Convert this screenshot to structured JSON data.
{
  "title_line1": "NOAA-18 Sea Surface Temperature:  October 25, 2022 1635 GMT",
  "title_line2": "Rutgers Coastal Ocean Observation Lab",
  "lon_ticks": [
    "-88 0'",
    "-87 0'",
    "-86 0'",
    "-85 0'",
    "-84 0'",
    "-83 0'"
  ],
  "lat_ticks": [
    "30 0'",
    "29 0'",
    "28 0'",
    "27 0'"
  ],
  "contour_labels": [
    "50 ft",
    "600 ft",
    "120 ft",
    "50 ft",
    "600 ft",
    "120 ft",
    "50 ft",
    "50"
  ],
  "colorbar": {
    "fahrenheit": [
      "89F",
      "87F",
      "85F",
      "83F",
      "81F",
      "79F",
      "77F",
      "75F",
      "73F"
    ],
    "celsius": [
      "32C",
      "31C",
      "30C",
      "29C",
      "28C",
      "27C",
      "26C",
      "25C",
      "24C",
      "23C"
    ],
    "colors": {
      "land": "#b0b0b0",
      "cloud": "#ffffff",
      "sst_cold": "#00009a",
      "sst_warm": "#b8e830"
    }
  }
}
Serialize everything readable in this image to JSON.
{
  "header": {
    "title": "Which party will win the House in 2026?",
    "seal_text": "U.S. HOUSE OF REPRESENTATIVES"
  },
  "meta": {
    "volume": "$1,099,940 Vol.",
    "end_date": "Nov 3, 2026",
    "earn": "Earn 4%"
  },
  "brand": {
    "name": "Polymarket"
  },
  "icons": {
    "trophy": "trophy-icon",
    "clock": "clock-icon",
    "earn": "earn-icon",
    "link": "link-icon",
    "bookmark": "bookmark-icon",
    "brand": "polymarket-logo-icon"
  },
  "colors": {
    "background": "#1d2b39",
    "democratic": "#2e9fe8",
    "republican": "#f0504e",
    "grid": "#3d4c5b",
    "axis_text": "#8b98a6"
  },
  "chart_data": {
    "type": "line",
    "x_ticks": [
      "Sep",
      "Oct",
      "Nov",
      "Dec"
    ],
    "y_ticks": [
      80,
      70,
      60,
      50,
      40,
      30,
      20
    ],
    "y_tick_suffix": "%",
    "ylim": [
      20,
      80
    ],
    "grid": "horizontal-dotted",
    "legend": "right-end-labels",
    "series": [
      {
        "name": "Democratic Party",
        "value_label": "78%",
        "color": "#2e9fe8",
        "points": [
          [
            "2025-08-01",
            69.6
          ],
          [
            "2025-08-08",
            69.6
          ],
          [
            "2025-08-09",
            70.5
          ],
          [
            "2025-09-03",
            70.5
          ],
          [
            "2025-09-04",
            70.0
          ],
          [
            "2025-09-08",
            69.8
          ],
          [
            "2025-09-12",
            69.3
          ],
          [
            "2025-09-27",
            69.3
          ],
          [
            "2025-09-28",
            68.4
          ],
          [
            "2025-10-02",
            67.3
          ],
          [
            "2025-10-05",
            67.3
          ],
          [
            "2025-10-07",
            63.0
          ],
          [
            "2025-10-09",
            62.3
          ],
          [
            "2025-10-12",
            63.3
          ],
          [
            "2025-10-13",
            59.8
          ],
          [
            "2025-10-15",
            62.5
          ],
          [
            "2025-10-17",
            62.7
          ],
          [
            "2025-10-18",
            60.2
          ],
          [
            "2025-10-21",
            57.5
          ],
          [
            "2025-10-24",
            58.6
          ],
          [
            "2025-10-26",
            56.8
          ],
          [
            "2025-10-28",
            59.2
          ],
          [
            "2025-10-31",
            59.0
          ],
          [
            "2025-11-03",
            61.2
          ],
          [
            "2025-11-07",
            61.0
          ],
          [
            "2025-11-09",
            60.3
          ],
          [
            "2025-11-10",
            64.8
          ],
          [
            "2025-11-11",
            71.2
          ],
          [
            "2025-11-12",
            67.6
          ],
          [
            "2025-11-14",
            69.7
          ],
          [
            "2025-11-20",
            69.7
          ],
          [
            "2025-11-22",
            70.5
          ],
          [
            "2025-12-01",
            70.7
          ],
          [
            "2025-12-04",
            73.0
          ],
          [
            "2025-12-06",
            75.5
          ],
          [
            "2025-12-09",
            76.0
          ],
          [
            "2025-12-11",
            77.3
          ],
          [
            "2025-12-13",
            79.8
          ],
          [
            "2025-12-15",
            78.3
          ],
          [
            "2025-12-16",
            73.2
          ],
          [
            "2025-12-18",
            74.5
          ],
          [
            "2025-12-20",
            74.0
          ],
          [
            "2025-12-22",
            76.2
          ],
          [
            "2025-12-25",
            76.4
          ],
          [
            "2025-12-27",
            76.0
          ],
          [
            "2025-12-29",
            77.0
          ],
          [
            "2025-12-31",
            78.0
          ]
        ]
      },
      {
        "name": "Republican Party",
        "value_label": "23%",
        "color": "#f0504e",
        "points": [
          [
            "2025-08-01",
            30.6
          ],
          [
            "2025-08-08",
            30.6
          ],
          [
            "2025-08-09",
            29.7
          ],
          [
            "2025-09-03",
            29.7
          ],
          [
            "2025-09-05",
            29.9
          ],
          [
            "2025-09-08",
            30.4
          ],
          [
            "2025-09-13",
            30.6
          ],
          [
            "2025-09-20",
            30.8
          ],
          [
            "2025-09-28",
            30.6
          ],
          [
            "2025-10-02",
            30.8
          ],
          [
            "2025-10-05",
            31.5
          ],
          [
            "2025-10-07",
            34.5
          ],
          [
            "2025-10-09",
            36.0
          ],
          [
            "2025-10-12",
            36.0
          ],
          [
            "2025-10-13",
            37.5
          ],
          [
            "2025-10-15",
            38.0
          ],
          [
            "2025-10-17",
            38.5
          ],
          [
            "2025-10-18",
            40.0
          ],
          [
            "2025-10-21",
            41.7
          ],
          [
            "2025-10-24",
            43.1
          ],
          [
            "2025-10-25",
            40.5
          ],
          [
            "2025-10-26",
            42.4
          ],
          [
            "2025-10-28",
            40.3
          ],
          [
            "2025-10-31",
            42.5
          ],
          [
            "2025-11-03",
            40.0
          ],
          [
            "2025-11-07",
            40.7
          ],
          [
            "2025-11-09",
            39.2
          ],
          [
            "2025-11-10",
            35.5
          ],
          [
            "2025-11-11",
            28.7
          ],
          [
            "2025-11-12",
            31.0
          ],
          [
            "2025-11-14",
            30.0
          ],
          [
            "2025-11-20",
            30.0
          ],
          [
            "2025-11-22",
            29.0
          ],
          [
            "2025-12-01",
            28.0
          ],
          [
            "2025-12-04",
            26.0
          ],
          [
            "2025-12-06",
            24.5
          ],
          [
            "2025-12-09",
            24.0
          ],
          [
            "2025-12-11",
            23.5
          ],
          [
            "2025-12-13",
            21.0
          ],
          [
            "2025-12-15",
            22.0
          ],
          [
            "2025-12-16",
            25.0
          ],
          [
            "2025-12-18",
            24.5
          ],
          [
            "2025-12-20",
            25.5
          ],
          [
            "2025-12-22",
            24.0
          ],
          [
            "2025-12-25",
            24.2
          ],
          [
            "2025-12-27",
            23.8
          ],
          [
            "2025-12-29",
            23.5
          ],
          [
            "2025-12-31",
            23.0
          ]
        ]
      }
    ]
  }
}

----

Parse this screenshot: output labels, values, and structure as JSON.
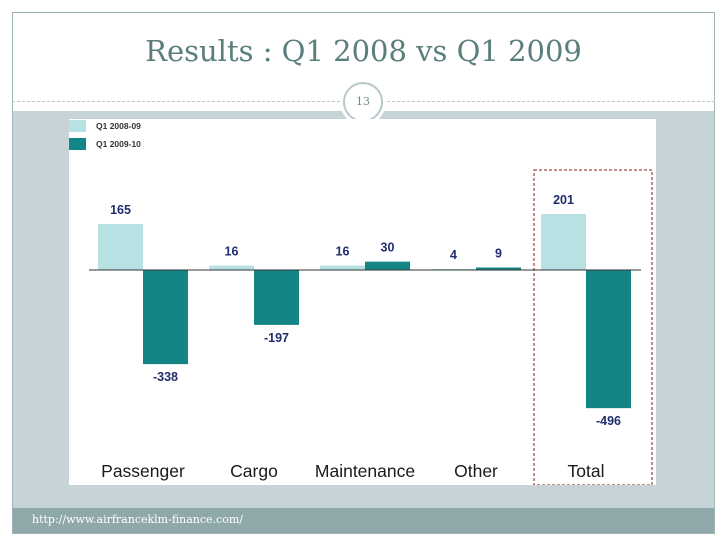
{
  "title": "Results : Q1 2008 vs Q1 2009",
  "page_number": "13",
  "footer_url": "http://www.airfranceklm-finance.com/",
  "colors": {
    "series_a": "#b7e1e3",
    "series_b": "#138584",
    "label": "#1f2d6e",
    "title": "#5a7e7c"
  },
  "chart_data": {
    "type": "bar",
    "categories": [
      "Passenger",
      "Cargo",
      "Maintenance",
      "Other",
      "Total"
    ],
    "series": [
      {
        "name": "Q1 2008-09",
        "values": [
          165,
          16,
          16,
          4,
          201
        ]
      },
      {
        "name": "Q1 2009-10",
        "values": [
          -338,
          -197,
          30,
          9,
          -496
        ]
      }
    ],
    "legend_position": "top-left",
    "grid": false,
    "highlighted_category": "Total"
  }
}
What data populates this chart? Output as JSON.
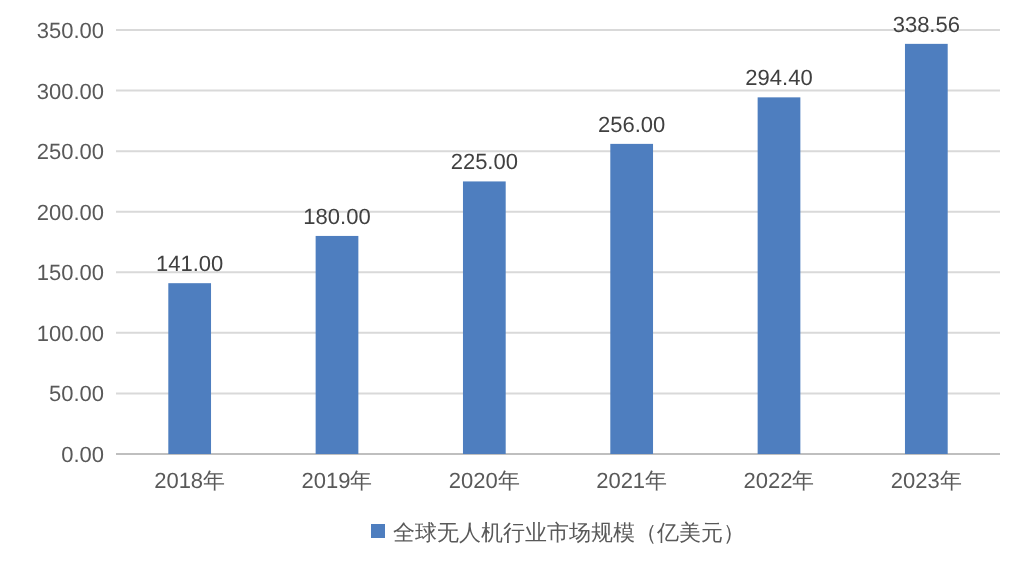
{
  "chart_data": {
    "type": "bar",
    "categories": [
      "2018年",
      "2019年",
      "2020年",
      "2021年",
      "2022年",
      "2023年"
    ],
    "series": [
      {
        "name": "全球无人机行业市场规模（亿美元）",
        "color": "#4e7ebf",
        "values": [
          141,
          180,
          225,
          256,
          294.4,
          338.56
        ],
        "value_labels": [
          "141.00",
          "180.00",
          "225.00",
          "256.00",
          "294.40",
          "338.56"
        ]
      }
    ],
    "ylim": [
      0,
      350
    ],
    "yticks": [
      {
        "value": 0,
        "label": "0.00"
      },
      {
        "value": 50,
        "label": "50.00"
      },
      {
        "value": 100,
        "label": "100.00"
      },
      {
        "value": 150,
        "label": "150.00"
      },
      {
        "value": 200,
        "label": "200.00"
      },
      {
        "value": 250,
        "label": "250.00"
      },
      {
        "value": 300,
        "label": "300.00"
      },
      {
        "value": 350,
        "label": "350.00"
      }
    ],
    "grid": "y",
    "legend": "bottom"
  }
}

----

■ Problem details ■
Using the listing above, state the number of lines that hold "name", with no other text.

■ Reply to the task ■
6